• _WHAT IS ASKED_
Pull out every line of the records that contains the word "lower" and copy each one in full.

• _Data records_
..............................

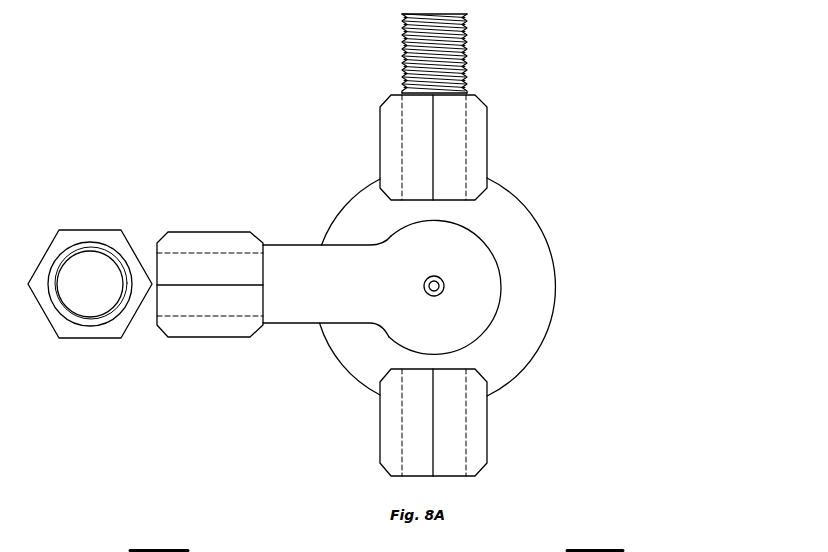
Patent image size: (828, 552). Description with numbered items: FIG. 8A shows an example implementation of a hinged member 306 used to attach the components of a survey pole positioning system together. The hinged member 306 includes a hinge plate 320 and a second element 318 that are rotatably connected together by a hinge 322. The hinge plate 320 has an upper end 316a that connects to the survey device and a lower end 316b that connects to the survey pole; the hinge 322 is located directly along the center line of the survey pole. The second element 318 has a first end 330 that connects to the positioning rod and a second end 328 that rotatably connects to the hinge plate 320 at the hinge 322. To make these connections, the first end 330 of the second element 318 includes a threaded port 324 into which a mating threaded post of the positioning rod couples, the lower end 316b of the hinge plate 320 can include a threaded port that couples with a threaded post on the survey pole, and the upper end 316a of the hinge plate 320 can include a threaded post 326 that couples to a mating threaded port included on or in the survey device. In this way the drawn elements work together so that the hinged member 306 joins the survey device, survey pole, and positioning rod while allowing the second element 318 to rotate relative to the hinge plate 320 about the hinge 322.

The hinged member 306 is at (630, 212).
The upper end 316a is at (482, 152).
The lower end 316b is at (480, 448).
The second element 318 is at (293, 258).
The hinge plate 320 is at (527, 337).
The hinge 322 is at (427, 283).
The threaded port 324 is at (88, 280).
The threaded post 326 is at (467, 48).
The second end 328 is at (485, 263).
The first end 330 is at (193, 237).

..............................

• _RESPONSE TO THIS EXERCISE_
Patent image size: (828, 552). Description with numbered items: FIG. 8A shows an example implementation of a hinged member 306 used to attach the components of a survey pole positioning system together. The hinged member 306 includes a hinge plate 320 and a second element 318 that are rotatably connected together by a hinge 322. The hinge plate 320 has an upper end 316a that connects to the survey device and a lower end 316b that connects to the survey pole; the hinge 322 is located directly along the center line of the survey pole. The second element 318 has a first end 330 that connects to the positioning rod and a second end 328 that rotatably connects to the hinge plate 320 at the hinge 322. To make these connections, the first end 330 of the second element 318 includes a threaded port 324 into which a mating threaded post of the positioning rod couples, the lower end 316b of the hinge plate 320 can include a threaded port that couples with a threaded post on the survey pole, and the upper end 316a of the hinge plate 320 can include a threaded post 326 that couples to a mating threaded port included on or in the survey device. In this way the drawn elements work together so that the hinged member 306 joins the survey device, survey pole, and positioning rod while allowing the second element 318 to rotate relative to the hinge plate 320 about the hinge 322.
The lower end 316b is at (480, 448).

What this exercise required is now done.